_Job_
Keep only the lines of the data below that contain "बदलण", and copy them.

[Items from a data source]
____________
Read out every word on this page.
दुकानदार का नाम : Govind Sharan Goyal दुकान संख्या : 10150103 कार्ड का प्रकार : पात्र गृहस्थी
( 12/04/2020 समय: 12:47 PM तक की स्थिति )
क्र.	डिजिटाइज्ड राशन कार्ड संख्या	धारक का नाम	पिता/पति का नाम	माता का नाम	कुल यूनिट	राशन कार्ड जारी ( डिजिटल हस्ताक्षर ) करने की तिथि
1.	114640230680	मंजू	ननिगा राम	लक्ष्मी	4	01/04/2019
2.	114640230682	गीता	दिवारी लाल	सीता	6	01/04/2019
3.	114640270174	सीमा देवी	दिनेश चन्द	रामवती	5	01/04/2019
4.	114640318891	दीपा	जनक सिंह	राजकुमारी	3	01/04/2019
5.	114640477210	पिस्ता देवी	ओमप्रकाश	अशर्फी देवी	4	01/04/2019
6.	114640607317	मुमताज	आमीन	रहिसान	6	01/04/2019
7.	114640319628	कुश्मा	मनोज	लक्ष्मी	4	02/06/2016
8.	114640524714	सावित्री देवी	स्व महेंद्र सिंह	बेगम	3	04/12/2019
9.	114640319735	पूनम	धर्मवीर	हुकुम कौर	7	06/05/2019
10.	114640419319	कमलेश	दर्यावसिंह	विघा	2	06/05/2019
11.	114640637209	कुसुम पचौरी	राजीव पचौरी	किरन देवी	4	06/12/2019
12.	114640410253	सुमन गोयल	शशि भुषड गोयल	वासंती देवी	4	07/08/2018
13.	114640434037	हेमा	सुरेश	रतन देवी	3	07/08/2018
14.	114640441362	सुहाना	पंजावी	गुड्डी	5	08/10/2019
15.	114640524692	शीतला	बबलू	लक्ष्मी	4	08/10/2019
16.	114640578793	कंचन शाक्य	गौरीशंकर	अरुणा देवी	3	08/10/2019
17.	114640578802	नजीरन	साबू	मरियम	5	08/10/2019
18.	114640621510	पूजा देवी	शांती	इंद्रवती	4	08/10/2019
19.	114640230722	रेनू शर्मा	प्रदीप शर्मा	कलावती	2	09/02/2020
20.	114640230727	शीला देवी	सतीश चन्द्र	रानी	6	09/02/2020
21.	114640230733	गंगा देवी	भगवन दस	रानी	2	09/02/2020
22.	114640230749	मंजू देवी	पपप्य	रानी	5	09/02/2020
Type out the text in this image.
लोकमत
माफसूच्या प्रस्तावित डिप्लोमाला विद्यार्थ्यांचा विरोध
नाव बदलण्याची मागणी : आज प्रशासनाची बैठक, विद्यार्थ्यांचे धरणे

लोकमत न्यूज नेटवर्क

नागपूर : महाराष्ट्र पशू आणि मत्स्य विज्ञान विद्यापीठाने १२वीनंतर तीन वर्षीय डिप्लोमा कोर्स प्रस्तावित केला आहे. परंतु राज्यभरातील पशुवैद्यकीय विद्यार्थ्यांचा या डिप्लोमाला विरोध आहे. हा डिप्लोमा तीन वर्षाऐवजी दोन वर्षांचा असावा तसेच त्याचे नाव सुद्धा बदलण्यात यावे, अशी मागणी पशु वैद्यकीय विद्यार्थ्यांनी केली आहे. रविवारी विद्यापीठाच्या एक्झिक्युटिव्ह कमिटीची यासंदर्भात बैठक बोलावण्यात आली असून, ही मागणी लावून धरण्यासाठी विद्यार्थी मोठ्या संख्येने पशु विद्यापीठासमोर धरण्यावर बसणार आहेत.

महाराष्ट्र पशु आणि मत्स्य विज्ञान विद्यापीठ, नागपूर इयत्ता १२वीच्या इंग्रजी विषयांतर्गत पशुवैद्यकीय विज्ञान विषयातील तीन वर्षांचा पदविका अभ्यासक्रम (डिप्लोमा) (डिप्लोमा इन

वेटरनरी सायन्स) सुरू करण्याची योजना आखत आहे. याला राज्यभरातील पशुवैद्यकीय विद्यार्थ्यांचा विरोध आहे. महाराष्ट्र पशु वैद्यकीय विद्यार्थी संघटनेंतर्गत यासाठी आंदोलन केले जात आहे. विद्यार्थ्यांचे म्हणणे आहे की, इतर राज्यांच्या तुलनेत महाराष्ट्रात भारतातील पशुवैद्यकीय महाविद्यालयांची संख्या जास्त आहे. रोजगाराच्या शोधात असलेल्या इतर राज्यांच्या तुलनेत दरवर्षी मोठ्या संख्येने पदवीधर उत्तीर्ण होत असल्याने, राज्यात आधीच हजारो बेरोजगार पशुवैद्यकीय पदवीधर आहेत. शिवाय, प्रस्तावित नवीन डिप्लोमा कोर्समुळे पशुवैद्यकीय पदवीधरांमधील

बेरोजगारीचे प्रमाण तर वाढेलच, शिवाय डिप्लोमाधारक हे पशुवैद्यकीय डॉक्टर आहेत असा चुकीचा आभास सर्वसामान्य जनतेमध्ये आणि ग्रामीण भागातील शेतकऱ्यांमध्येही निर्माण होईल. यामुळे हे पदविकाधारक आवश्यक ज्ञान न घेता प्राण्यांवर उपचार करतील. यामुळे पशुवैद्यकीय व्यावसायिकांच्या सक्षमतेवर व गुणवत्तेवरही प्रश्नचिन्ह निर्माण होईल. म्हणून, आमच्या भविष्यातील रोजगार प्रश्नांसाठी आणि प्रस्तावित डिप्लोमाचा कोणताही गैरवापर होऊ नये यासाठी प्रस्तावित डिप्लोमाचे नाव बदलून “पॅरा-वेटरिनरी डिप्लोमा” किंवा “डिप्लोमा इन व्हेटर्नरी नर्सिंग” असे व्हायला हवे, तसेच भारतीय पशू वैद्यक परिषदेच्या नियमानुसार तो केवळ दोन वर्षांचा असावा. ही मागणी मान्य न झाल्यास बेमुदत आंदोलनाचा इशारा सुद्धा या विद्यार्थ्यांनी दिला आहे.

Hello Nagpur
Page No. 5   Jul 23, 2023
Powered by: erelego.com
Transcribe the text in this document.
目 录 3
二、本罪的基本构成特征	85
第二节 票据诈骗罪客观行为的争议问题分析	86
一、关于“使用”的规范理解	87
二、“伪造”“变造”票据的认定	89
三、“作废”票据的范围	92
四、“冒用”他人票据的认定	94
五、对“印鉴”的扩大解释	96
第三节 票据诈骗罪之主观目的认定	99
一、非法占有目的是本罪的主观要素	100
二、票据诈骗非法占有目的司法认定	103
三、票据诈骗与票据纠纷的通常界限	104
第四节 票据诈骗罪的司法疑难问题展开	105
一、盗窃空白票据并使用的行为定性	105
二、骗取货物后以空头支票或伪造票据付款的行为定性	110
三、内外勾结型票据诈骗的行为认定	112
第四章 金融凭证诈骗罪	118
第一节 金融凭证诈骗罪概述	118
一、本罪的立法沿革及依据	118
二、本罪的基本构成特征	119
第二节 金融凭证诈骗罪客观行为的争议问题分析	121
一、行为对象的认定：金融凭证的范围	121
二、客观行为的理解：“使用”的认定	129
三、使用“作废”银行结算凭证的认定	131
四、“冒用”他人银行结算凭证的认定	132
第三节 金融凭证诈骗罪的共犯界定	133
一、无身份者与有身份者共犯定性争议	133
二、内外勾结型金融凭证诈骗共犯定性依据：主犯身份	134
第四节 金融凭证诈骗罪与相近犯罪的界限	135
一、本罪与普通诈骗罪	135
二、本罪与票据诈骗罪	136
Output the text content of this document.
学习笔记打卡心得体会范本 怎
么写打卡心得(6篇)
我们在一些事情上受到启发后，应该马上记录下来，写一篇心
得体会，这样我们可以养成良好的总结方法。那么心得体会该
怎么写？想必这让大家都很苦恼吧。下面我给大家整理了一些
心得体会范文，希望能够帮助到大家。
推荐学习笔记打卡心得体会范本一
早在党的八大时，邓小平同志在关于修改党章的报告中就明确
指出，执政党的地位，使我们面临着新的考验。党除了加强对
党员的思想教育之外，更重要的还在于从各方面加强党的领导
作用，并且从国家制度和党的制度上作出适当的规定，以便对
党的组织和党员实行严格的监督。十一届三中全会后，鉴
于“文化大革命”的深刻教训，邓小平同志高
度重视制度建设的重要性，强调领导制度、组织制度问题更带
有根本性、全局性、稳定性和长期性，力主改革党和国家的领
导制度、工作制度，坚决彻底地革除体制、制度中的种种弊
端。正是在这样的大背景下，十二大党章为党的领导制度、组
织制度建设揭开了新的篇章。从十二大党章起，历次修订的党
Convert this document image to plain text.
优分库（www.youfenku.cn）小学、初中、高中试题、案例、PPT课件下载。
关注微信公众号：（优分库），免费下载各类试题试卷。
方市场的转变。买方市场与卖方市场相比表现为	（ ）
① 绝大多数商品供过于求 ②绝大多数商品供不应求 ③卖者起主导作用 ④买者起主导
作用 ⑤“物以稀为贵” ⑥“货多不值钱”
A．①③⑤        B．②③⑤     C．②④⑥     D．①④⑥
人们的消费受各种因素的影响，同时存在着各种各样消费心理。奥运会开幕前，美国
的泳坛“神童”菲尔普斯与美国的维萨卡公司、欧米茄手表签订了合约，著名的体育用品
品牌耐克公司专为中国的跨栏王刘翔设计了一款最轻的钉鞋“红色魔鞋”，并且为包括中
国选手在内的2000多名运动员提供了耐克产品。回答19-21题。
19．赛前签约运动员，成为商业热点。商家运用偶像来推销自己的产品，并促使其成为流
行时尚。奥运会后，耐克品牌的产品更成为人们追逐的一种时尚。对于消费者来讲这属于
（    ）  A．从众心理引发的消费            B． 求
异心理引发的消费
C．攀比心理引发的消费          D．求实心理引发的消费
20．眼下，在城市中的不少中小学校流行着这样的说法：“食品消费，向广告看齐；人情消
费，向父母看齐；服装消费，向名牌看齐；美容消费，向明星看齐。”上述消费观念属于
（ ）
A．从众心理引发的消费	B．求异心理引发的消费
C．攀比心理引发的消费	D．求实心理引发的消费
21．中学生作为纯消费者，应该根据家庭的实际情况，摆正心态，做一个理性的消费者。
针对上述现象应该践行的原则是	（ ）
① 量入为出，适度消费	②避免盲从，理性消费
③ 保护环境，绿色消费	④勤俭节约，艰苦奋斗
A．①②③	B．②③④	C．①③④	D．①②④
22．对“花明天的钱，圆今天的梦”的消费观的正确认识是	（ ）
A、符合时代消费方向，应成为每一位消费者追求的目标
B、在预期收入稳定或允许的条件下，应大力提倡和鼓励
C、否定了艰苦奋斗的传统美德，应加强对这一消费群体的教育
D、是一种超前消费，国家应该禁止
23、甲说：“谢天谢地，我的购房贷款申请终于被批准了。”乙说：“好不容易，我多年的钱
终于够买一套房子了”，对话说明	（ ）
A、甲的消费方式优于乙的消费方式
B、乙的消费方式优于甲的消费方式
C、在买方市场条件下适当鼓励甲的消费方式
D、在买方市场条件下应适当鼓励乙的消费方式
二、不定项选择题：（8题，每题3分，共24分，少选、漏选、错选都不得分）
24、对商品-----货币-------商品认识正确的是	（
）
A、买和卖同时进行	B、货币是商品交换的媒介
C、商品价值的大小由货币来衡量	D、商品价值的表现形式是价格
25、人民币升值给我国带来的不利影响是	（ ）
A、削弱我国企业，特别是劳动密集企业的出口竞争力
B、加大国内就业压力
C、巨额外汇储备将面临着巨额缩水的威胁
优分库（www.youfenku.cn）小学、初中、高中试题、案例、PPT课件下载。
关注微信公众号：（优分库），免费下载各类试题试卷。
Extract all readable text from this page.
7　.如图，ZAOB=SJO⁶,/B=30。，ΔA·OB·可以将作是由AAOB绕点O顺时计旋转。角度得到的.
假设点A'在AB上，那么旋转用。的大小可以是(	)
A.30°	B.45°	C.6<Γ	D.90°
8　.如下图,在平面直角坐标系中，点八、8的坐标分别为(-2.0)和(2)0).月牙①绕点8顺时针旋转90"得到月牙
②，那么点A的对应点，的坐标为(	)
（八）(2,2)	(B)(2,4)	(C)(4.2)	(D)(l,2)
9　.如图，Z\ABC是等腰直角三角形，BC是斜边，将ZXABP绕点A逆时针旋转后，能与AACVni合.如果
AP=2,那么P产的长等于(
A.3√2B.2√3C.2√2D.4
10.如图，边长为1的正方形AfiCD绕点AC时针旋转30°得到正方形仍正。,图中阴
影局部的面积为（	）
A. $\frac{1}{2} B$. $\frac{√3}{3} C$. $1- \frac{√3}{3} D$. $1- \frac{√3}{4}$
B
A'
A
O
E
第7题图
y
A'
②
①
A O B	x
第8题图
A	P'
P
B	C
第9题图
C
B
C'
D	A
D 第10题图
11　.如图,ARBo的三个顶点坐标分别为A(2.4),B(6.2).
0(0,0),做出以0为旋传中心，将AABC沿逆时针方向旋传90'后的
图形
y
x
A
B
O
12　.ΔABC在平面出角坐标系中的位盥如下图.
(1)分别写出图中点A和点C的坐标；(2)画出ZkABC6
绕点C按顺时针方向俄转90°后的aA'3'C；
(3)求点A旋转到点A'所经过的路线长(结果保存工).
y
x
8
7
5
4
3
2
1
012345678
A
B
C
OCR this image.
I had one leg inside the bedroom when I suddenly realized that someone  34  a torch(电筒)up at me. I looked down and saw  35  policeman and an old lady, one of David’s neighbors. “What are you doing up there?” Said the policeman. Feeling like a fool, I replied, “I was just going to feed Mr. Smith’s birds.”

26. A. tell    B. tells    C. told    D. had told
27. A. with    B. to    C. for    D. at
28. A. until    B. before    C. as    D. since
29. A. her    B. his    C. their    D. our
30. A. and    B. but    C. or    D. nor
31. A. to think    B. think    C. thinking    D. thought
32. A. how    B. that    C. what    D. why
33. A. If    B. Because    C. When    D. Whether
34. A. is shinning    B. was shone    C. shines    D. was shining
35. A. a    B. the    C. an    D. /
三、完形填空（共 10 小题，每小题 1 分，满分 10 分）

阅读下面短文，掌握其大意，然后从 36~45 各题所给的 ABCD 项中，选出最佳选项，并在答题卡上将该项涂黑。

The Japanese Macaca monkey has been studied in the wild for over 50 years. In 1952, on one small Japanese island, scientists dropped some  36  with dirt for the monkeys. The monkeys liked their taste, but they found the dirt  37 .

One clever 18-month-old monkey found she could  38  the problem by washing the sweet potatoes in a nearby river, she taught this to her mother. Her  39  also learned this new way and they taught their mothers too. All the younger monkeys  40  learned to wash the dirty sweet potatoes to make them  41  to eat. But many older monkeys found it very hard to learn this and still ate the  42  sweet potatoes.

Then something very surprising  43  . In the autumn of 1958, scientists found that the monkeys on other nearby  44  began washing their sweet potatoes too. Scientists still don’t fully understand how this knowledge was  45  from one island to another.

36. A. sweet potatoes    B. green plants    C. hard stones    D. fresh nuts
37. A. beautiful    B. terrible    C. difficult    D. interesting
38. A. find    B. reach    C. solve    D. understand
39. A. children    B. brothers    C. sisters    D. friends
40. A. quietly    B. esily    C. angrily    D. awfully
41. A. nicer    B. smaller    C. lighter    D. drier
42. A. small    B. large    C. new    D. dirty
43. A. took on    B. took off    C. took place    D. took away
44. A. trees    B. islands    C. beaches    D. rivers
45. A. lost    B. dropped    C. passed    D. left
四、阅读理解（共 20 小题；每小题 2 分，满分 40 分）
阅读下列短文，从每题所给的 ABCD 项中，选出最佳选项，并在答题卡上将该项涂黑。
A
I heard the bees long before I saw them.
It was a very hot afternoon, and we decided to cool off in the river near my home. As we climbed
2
____________
_Task answer_
नाव बदलण्याची मागणी : आज प्रशासनाची बैठक, विद्यार्थ्यांचे धरणे
नागपूर : महाराष्ट्र पशू आणि मत्स्य विज्ञान विद्यापीठाने १२वीनंतर तीन वर्षीय डिप्लोमा कोर्स प्रस्तावित केला आहे. परंतु राज्यभरातील पशुवैद्यकीय विद्यार्थ्यांचा या डिप्लोमाला विरोध आहे. हा डिप्लोमा तीन वर्षाऐवजी दोन वर्षांचा असावा तसेच त्याचे नाव सुद्धा बदलण्यात यावे, अशी मागणी पशु वैद्यकीय विद्यार्थ्यांनी केली आहे. रविवारी विद्यापीठाच्या एक्झिक्युटिव्ह कमिटीची यासंदर्भात बैठक बोलावण्यात आली असून, ही मागणी लावून धरण्यासाठी विद्यार्थी मोठ्या संख्येने पशु विद्यापीठासमोर धरण्यावर बसणार आहेत.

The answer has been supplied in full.